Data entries
★ ★ ★ ★

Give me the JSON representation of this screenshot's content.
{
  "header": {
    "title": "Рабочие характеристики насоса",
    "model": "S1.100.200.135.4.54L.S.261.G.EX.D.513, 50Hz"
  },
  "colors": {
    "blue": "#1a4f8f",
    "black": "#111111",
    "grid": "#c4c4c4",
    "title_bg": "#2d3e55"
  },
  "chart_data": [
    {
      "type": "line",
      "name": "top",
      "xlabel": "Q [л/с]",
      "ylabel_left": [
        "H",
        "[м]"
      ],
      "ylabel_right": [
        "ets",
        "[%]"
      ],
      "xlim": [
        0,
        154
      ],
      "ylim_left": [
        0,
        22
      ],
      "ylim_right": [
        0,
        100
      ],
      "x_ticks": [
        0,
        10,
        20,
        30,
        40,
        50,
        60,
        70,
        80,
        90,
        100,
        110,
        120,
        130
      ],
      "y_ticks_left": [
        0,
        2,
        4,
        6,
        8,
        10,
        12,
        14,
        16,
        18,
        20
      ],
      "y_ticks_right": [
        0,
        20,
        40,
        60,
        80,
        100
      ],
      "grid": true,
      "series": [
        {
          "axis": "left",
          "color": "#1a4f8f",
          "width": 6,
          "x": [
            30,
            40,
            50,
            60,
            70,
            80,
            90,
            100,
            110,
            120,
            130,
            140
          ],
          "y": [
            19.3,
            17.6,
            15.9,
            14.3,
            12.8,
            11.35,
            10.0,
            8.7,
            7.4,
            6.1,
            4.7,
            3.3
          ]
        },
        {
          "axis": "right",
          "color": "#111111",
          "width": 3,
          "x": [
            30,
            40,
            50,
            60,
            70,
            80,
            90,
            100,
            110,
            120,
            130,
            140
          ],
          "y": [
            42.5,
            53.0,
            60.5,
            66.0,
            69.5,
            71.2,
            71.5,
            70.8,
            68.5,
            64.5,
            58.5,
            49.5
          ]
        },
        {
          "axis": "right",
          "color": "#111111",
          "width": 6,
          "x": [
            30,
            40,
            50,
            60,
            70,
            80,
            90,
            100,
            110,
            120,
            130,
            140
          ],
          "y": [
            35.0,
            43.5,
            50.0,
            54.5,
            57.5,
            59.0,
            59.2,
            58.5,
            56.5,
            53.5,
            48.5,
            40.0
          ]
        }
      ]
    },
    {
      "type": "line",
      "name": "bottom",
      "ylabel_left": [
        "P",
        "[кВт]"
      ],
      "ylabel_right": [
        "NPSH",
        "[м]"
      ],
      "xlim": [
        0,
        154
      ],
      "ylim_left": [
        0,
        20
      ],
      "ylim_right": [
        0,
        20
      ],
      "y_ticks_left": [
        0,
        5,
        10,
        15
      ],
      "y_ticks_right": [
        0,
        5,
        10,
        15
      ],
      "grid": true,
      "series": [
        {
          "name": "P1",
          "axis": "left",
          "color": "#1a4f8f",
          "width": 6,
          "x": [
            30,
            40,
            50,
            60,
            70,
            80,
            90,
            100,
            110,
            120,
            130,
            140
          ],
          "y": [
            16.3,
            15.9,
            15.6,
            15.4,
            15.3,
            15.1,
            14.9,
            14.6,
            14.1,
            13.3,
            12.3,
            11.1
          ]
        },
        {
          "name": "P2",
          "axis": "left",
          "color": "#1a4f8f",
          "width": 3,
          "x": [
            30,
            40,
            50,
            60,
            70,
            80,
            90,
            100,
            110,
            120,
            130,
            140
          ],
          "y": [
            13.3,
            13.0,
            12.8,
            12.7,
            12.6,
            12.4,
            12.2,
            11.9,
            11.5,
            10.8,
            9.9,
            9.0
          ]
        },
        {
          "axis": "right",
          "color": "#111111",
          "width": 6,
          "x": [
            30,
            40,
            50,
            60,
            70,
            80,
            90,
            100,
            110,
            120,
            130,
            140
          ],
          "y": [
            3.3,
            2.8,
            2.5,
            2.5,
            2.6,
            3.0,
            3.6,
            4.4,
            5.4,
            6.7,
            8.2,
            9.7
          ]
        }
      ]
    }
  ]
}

★ ★ ★ ★

== Stated problem ==
Extract all of the data shown above and repeat it verbatim.

== Worked solution ==
Give me the JSON representation of this screenshot's content.
{
  "header": {
    "title": "Рабочие характеристики насоса",
    "model": "S1.100.200.135.4.54L.S.261.G.EX.D.513, 50Hz"
  },
  "colors": {
    "blue": "#1a4f8f",
    "black": "#111111",
    "grid": "#c4c4c4",
    "title_bg": "#2d3e55"
  },
  "chart_data": [
    {
      "type": "line",
      "name": "top",
      "xlabel": "Q [л/с]",
      "ylabel_left": [
        "H",
        "[м]"
      ],
      "ylabel_right": [
        "ets",
        "[%]"
      ],
      "xlim": [
        0,
        154
      ],
      "ylim_left": [
        0,
        22
      ],
      "ylim_right": [
        0,
        100
      ],
      "x_ticks": [
        0,
        10,
        20,
        30,
        40,
        50,
        60,
        70,
        80,
        90,
        100,
        110,
        120,
        130
      ],
      "y_ticks_left": [
        0,
        2,
        4,
        6,
        8,
        10,
        12,
        14,
        16,
        18,
        20
      ],
      "y_ticks_right": [
        0,
        20,
        40,
        60,
        80,
        100
      ],
      "grid": true,
      "series": [
        {
          "axis": "left",
          "color": "#1a4f8f",
          "width": 6,
          "x": [
            30,
            40,
            50,
            60,
            70,
            80,
            90,
            100,
            110,
            120,
            130,
            140
          ],
          "y": [
            19.3,
            17.6,
            15.9,
            14.3,
            12.8,
            11.35,
            10.0,
            8.7,
            7.4,
            6.1,
            4.7,
            3.3
          ]
        },
        {
          "axis": "right",
          "color": "#111111",
          "width": 3,
          "x": [
            30,
            40,
            50,
            60,
            70,
            80,
            90,
            100,
            110,
            120,
            130,
            140
          ],
          "y": [
            42.5,
            53.0,
            60.5,
            66.0,
            69.5,
            71.2,
            71.5,
            70.8,
            68.5,
            64.5,
            58.5,
            49.5
          ]
        },
        {
          "axis": "right",
          "color": "#111111",
          "width": 6,
          "x": [
            30,
            40,
            50,
            60,
            70,
            80,
            90,
            100,
            110,
            120,
            130,
            140
          ],
          "y": [
            35.0,
            43.5,
            50.0,
            54.5,
            57.5,
            59.0,
            59.2,
            58.5,
            56.5,
            53.5,
            48.5,
            40.0
          ]
        }
      ]
    },
    {
      "type": "line",
      "name": "bottom",
      "ylabel_left": [
        "P",
        "[кВт]"
      ],
      "ylabel_right": [
        "NPSH",
        "[м]"
      ],
      "xlim": [
        0,
        154
      ],
      "ylim_left": [
        0,
        20
      ],
      "ylim_right": [
        0,
        20
      ],
      "y_ticks_left": [
        0,
        5,
        10,
        15
      ],
      "y_ticks_right": [
        0,
        5,
        10,
        15
      ],
      "grid": true,
      "series": [
        {
          "name": "P1",
          "axis": "left",
          "color": "#1a4f8f",
          "width": 6,
          "x": [
            30,
            40,
            50,
            60,
            70,
            80,
            90,
            100,
            110,
            120,
            130,
            140
          ],
          "y": [
            16.3,
            15.9,
            15.6,
            15.4,
            15.3,
            15.1,
            14.9,
            14.6,
            14.1,
            13.3,
            12.3,
            11.1
          ]
        },
        {
          "name": "P2",
          "axis": "left",
          "color": "#1a4f8f",
          "width": 3,
          "x": [
            30,
            40,
            50,
            60,
            70,
            80,
            90,
            100,
            110,
            120,
            130,
            140
          ],
          "y": [
            13.3,
            13.0,
            12.8,
            12.7,
            12.6,
            12.4,
            12.2,
            11.9,
            11.5,
            10.8,
            9.9,
            9.0
          ]
        },
        {
          "axis": "right",
          "color": "#111111",
          "width": 6,
          "x": [
            30,
            40,
            50,
            60,
            70,
            80,
            90,
            100,
            110,
            120,
            130,
            140
          ],
          "y": [
            3.3,
            2.8,
            2.5,
            2.5,
            2.6,
            3.0,
            3.6,
            4.4,
            5.4,
            6.7,
            8.2,
            9.7
          ]
        }
      ]
    }
  ]
}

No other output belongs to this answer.